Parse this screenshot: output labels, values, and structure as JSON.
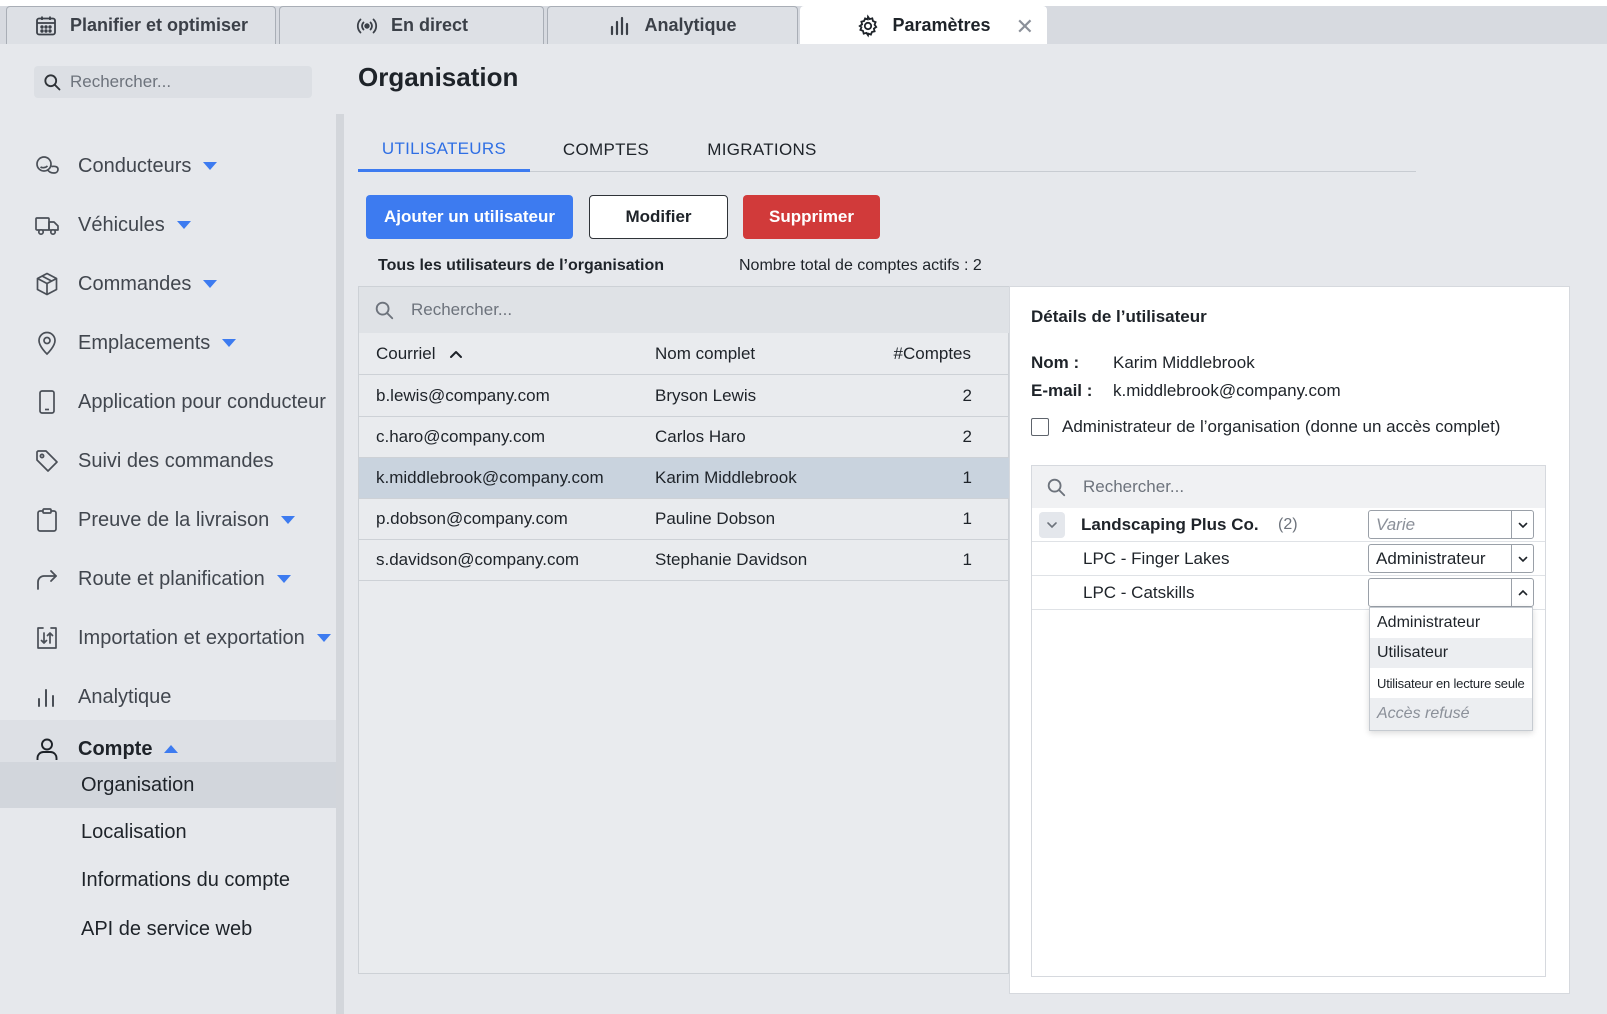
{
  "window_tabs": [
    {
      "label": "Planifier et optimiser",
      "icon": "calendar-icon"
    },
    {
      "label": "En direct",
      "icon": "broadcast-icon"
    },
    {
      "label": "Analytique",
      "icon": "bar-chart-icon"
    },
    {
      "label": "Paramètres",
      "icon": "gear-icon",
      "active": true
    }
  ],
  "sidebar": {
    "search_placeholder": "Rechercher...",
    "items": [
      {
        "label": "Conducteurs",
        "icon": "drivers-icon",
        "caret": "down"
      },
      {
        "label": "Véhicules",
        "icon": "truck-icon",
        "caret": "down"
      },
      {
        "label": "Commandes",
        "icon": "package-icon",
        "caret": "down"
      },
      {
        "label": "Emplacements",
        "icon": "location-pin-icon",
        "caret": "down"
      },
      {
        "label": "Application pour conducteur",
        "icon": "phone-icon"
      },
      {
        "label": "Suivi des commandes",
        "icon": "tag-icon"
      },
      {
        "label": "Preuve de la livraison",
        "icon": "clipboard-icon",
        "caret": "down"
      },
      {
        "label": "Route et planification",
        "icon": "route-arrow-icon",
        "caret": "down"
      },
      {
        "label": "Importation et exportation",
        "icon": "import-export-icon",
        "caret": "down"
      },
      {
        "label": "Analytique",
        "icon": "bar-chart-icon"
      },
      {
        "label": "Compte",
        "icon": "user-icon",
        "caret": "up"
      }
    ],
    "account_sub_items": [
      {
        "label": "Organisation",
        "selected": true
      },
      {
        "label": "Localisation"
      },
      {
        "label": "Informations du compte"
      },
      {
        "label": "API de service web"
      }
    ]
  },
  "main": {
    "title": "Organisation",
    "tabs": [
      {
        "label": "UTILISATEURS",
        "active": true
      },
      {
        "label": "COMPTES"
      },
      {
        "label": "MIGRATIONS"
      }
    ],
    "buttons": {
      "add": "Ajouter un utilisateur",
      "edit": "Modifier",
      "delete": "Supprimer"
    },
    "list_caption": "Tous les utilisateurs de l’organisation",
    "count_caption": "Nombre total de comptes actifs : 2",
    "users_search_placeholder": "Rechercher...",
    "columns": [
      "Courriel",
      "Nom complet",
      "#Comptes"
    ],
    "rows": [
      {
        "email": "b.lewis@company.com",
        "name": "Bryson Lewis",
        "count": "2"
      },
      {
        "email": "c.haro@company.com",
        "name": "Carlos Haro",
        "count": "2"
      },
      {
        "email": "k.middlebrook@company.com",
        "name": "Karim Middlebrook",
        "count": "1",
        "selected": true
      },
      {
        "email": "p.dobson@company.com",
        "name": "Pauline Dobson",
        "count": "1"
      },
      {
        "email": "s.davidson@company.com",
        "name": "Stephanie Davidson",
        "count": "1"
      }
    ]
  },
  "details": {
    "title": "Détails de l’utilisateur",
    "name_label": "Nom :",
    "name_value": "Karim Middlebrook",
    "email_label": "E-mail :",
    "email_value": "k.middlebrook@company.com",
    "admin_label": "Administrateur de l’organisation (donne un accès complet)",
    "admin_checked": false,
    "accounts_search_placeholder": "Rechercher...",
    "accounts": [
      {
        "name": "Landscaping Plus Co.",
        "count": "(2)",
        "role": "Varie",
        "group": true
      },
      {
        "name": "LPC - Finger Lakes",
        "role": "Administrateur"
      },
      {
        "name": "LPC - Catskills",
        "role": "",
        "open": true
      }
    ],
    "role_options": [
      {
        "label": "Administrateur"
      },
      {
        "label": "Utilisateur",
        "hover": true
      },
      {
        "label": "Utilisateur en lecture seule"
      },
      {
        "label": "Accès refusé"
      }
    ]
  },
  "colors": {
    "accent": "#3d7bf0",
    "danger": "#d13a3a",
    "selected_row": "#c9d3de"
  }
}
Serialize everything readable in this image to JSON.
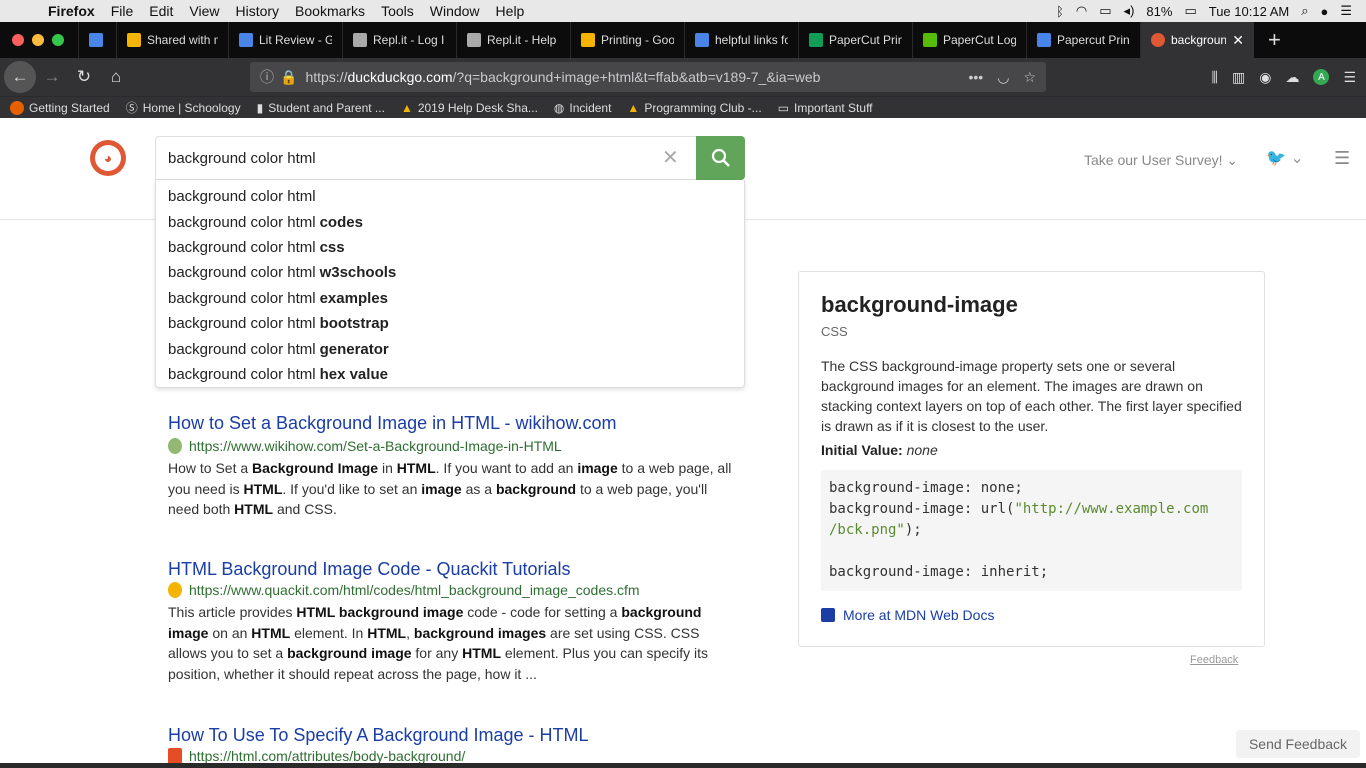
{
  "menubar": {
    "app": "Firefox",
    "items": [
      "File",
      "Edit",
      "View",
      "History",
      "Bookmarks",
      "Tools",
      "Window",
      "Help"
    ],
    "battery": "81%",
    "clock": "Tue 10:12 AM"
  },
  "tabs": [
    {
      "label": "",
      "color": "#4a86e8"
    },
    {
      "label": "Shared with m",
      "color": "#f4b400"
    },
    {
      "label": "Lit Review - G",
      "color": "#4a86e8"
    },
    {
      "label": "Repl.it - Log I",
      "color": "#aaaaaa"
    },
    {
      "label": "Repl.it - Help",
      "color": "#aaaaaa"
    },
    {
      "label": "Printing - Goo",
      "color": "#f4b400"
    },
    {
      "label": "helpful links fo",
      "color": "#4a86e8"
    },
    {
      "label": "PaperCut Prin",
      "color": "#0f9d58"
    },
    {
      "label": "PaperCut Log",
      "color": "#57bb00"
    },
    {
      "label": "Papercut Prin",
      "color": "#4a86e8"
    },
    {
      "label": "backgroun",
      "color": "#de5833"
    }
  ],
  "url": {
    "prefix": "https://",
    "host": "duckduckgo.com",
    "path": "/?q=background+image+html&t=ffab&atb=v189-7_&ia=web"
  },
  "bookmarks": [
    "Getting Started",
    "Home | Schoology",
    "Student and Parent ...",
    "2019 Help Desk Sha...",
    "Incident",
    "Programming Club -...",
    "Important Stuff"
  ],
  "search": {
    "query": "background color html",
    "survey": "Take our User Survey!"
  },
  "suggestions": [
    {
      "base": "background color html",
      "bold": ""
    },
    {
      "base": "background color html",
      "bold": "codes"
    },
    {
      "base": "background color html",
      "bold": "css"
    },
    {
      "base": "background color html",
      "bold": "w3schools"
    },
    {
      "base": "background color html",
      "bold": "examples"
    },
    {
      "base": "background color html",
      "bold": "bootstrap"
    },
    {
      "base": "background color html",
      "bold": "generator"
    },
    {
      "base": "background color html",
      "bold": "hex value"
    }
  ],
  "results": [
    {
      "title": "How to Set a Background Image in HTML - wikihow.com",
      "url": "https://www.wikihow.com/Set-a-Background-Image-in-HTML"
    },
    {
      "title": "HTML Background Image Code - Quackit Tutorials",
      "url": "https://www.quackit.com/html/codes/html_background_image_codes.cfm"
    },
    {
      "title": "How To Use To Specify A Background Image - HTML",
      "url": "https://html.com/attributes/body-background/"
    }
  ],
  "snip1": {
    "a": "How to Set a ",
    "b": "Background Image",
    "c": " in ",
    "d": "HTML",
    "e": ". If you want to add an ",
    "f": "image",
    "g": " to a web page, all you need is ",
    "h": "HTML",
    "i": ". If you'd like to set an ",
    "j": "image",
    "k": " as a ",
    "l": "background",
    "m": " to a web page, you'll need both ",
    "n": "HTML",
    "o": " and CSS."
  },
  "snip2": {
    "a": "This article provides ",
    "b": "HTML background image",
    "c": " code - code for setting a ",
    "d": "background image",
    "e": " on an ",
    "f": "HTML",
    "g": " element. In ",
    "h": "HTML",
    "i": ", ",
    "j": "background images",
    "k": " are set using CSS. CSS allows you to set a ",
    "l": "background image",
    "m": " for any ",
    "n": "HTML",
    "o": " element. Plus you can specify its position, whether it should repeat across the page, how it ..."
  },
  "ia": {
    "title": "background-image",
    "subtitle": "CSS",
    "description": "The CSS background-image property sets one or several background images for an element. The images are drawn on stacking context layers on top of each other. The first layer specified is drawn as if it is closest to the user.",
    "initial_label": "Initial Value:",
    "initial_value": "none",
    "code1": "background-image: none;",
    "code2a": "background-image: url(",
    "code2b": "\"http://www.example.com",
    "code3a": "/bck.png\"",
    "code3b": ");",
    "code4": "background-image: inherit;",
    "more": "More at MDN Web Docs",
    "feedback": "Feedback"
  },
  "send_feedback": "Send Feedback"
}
--
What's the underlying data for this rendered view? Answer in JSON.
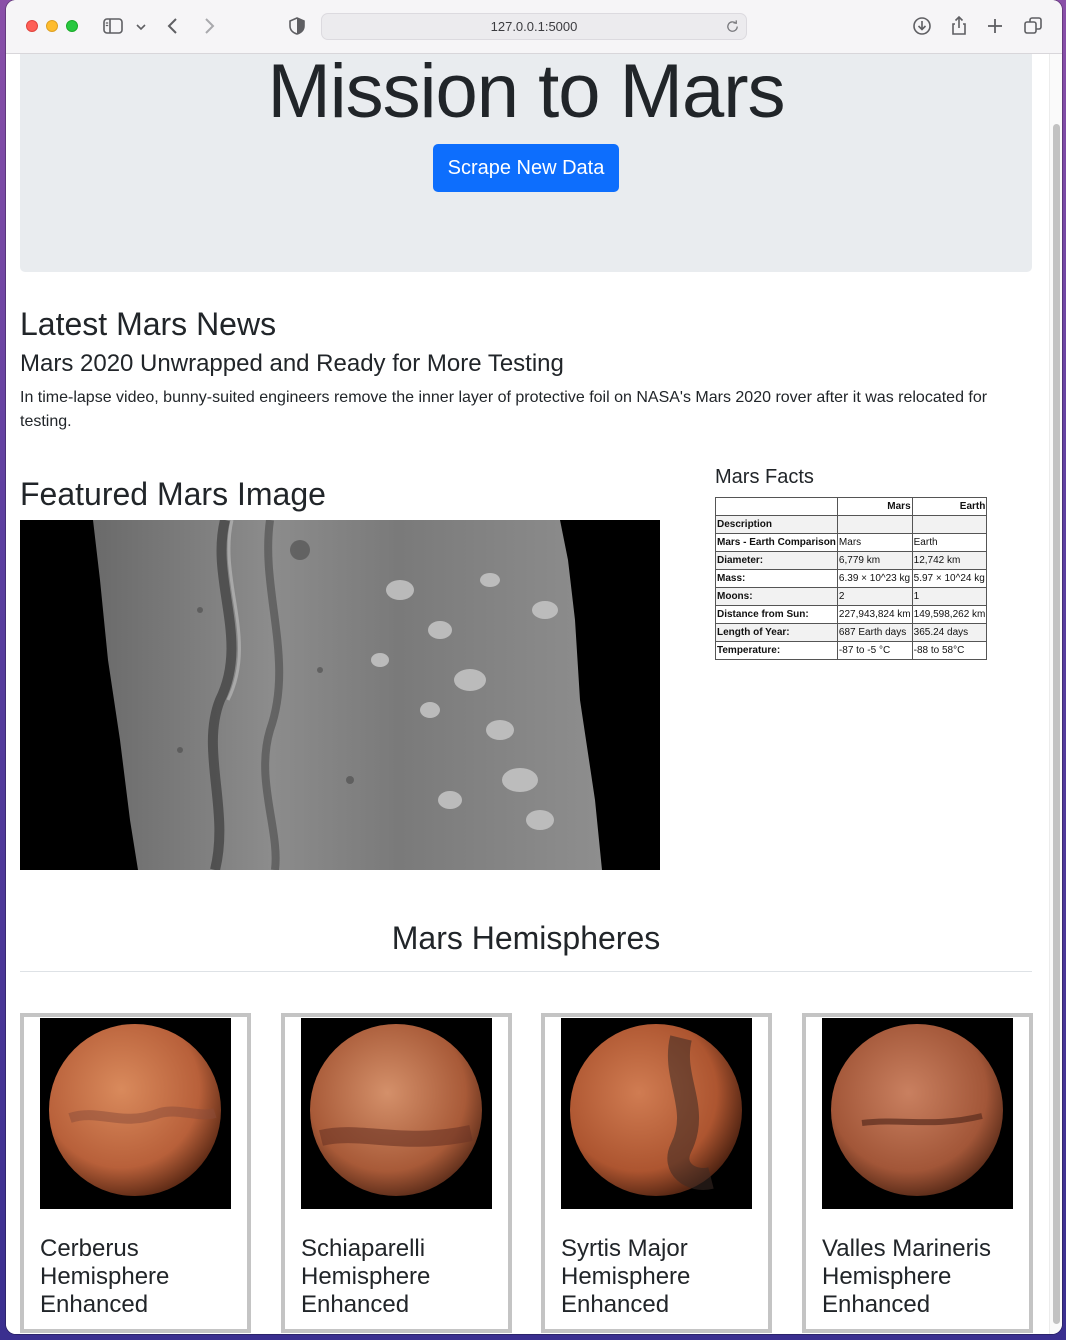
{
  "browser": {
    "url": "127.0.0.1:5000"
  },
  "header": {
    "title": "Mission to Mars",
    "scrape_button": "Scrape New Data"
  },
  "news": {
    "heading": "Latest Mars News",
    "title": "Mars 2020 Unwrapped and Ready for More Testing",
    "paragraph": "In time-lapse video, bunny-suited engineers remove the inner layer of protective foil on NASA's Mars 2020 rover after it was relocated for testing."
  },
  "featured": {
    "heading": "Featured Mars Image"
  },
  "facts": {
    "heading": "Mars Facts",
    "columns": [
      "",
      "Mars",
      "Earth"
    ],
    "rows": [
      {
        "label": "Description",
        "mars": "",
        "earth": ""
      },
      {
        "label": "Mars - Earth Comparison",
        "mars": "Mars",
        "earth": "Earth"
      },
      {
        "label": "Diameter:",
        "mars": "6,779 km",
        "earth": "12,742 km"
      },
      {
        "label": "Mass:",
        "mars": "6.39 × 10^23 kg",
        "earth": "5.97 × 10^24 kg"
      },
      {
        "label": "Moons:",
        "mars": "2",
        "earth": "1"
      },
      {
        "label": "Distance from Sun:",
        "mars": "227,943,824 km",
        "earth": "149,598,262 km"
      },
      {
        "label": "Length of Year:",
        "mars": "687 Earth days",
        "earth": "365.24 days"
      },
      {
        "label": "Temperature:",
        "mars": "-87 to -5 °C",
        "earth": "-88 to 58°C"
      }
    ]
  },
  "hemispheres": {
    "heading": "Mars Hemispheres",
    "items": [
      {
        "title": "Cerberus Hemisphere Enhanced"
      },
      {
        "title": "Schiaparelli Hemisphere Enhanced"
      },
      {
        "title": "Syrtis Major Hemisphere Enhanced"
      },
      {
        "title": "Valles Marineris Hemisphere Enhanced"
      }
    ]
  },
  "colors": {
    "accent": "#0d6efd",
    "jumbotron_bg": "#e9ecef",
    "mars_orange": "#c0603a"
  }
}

(TO DO)
Read the entries and select each line where the word "Rechercher" is found.

(THE SOLUTION)
    "search_placeholder": "Rechercher...",
    "users_search_placeholder": "Rechercher...",
    "accounts_search_placeholder": "Rechercher...",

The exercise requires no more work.